**What you should do**
Locate the word "faydasız" in the data below, then copy every line that holds it.

**Data items**

## begin

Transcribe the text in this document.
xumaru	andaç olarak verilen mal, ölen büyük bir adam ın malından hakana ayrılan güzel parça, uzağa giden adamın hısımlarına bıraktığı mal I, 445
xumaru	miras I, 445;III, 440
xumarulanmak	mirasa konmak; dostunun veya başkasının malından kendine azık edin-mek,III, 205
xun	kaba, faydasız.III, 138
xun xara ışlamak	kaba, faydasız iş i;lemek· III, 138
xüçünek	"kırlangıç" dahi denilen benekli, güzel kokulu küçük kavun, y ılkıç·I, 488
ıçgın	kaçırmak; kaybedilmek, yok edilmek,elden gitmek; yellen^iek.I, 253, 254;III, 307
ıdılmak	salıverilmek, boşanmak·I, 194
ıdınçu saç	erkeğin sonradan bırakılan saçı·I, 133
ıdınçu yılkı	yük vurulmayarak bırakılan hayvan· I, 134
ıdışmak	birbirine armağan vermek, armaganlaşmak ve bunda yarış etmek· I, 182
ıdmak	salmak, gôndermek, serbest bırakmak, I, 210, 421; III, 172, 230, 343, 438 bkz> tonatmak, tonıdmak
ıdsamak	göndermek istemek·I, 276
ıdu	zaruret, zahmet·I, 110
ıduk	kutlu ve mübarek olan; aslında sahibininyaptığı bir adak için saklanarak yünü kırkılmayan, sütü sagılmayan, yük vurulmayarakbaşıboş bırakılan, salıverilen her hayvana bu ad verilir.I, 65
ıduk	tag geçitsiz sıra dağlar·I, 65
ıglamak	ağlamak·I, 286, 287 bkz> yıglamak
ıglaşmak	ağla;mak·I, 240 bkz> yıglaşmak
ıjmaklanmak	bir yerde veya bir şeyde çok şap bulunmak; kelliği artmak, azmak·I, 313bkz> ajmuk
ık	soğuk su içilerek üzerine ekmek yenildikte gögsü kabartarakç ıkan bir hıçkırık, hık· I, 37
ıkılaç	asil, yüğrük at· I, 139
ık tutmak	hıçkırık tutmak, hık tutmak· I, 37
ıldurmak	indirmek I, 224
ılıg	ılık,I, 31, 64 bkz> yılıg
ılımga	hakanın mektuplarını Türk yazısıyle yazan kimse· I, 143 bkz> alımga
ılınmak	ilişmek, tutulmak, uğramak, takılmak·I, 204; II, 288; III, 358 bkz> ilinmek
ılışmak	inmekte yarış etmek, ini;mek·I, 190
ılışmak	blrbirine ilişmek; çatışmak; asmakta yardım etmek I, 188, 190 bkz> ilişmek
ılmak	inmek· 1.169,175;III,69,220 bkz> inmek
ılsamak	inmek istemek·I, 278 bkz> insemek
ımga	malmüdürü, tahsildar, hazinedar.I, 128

## end

**Solution for this problem**
xun	kaba, faydasız.III, 138
xun xara ışlamak	kaba, faydasız iş i;lemek· III, 138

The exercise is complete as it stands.